▶ **MATERIAL**:
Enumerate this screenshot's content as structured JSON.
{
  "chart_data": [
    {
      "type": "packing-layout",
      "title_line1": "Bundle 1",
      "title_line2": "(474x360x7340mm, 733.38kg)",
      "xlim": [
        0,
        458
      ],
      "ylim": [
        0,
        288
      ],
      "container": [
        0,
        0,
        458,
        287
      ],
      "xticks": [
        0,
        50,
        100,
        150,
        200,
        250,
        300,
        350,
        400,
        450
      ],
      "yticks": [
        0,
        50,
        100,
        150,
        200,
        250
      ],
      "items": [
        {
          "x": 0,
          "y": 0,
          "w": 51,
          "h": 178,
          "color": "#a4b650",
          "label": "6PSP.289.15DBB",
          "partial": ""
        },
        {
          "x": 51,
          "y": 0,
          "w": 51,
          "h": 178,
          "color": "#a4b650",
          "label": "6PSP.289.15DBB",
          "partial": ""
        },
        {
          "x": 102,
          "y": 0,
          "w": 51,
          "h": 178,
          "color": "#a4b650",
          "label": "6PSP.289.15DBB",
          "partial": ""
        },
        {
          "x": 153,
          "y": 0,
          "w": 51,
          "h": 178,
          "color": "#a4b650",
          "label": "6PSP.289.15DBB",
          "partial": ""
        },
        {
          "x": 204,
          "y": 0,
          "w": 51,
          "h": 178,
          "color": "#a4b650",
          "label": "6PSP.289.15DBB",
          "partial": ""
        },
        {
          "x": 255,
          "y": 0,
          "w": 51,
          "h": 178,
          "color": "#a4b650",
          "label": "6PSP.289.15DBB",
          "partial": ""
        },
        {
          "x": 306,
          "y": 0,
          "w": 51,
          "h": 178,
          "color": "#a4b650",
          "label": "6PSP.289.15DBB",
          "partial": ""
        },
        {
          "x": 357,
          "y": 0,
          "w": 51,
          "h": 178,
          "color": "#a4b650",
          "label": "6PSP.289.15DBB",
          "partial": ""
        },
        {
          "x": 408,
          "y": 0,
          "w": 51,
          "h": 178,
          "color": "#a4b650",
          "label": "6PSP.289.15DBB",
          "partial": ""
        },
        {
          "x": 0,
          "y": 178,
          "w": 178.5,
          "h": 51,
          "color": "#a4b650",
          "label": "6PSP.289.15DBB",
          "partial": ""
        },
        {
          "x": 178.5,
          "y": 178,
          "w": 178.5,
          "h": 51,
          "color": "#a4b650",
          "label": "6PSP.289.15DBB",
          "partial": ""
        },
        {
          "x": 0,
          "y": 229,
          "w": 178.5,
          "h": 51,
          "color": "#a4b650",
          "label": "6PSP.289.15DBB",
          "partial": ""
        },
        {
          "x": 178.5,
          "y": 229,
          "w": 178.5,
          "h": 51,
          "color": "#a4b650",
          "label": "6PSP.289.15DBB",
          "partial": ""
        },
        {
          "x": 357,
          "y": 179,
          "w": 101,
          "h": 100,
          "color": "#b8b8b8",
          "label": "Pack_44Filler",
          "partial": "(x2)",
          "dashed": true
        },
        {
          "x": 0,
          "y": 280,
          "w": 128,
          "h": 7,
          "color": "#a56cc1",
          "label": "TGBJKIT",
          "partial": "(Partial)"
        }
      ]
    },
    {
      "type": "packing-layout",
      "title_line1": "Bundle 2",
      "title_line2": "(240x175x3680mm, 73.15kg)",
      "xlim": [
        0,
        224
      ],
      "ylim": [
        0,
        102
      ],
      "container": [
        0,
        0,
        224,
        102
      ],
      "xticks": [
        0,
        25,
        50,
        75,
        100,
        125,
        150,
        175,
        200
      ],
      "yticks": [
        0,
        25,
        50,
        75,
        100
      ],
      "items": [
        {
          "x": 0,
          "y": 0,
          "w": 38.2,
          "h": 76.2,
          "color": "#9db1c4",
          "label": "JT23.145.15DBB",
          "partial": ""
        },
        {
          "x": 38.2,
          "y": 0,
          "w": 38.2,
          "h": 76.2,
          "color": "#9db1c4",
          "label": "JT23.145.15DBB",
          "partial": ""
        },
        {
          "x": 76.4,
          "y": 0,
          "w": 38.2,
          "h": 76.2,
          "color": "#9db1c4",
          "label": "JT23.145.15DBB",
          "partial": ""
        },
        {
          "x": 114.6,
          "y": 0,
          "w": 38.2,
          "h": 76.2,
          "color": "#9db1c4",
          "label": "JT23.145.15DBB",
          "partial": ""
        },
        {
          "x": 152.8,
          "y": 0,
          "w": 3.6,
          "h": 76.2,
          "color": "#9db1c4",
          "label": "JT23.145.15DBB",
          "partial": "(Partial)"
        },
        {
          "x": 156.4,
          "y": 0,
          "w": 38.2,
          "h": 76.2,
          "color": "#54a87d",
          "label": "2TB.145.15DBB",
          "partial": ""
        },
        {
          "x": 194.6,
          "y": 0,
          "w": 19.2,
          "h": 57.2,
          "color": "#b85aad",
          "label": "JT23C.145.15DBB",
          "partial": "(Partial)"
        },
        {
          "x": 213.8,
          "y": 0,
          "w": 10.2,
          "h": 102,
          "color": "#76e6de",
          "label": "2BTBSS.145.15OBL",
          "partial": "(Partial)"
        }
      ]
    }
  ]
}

▶ **THE PROBLEM**:
Every entry must be retyped in full, exactly as given.

▶ **TASK OUTPUT**:
Enumerate this screenshot's content as structured JSON.
{
  "chart_data": [
    {
      "type": "packing-layout",
      "title_line1": "Bundle 1",
      "title_line2": "(474x360x7340mm, 733.38kg)",
      "xlim": [
        0,
        458
      ],
      "ylim": [
        0,
        288
      ],
      "container": [
        0,
        0,
        458,
        287
      ],
      "xticks": [
        0,
        50,
        100,
        150,
        200,
        250,
        300,
        350,
        400,
        450
      ],
      "yticks": [
        0,
        50,
        100,
        150,
        200,
        250
      ],
      "items": [
        {
          "x": 0,
          "y": 0,
          "w": 51,
          "h": 178,
          "color": "#a4b650",
          "label": "6PSP.289.15DBB",
          "partial": ""
        },
        {
          "x": 51,
          "y": 0,
          "w": 51,
          "h": 178,
          "color": "#a4b650",
          "label": "6PSP.289.15DBB",
          "partial": ""
        },
        {
          "x": 102,
          "y": 0,
          "w": 51,
          "h": 178,
          "color": "#a4b650",
          "label": "6PSP.289.15DBB",
          "partial": ""
        },
        {
          "x": 153,
          "y": 0,
          "w": 51,
          "h": 178,
          "color": "#a4b650",
          "label": "6PSP.289.15DBB",
          "partial": ""
        },
        {
          "x": 204,
          "y": 0,
          "w": 51,
          "h": 178,
          "color": "#a4b650",
          "label": "6PSP.289.15DBB",
          "partial": ""
        },
        {
          "x": 255,
          "y": 0,
          "w": 51,
          "h": 178,
          "color": "#a4b650",
          "label": "6PSP.289.15DBB",
          "partial": ""
        },
        {
          "x": 306,
          "y": 0,
          "w": 51,
          "h": 178,
          "color": "#a4b650",
          "label": "6PSP.289.15DBB",
          "partial": ""
        },
        {
          "x": 357,
          "y": 0,
          "w": 51,
          "h": 178,
          "color": "#a4b650",
          "label": "6PSP.289.15DBB",
          "partial": ""
        },
        {
          "x": 408,
          "y": 0,
          "w": 51,
          "h": 178,
          "color": "#a4b650",
          "label": "6PSP.289.15DBB",
          "partial": ""
        },
        {
          "x": 0,
          "y": 178,
          "w": 178.5,
          "h": 51,
          "color": "#a4b650",
          "label": "6PSP.289.15DBB",
          "partial": ""
        },
        {
          "x": 178.5,
          "y": 178,
          "w": 178.5,
          "h": 51,
          "color": "#a4b650",
          "label": "6PSP.289.15DBB",
          "partial": ""
        },
        {
          "x": 0,
          "y": 229,
          "w": 178.5,
          "h": 51,
          "color": "#a4b650",
          "label": "6PSP.289.15DBB",
          "partial": ""
        },
        {
          "x": 178.5,
          "y": 229,
          "w": 178.5,
          "h": 51,
          "color": "#a4b650",
          "label": "6PSP.289.15DBB",
          "partial": ""
        },
        {
          "x": 357,
          "y": 179,
          "w": 101,
          "h": 100,
          "color": "#b8b8b8",
          "label": "Pack_44Filler",
          "partial": "(x2)",
          "dashed": true
        },
        {
          "x": 0,
          "y": 280,
          "w": 128,
          "h": 7,
          "color": "#a56cc1",
          "label": "TGBJKIT",
          "partial": "(Partial)"
        }
      ]
    },
    {
      "type": "packing-layout",
      "title_line1": "Bundle 2",
      "title_line2": "(240x175x3680mm, 73.15kg)",
      "xlim": [
        0,
        224
      ],
      "ylim": [
        0,
        102
      ],
      "container": [
        0,
        0,
        224,
        102
      ],
      "xticks": [
        0,
        25,
        50,
        75,
        100,
        125,
        150,
        175,
        200
      ],
      "yticks": [
        0,
        25,
        50,
        75,
        100
      ],
      "items": [
        {
          "x": 0,
          "y": 0,
          "w": 38.2,
          "h": 76.2,
          "color": "#9db1c4",
          "label": "JT23.145.15DBB",
          "partial": ""
        },
        {
          "x": 38.2,
          "y": 0,
          "w": 38.2,
          "h": 76.2,
          "color": "#9db1c4",
          "label": "JT23.145.15DBB",
          "partial": ""
        },
        {
          "x": 76.4,
          "y": 0,
          "w": 38.2,
          "h": 76.2,
          "color": "#9db1c4",
          "label": "JT23.145.15DBB",
          "partial": ""
        },
        {
          "x": 114.6,
          "y": 0,
          "w": 38.2,
          "h": 76.2,
          "color": "#9db1c4",
          "label": "JT23.145.15DBB",
          "partial": ""
        },
        {
          "x": 152.8,
          "y": 0,
          "w": 3.6,
          "h": 76.2,
          "color": "#9db1c4",
          "label": "JT23.145.15DBB",
          "partial": "(Partial)"
        },
        {
          "x": 156.4,
          "y": 0,
          "w": 38.2,
          "h": 76.2,
          "color": "#54a87d",
          "label": "2TB.145.15DBB",
          "partial": ""
        },
        {
          "x": 194.6,
          "y": 0,
          "w": 19.2,
          "h": 57.2,
          "color": "#b85aad",
          "label": "JT23C.145.15DBB",
          "partial": "(Partial)"
        },
        {
          "x": 213.8,
          "y": 0,
          "w": 10.2,
          "h": 102,
          "color": "#76e6de",
          "label": "2BTBSS.145.15OBL",
          "partial": "(Partial)"
        }
      ]
    }
  ]
}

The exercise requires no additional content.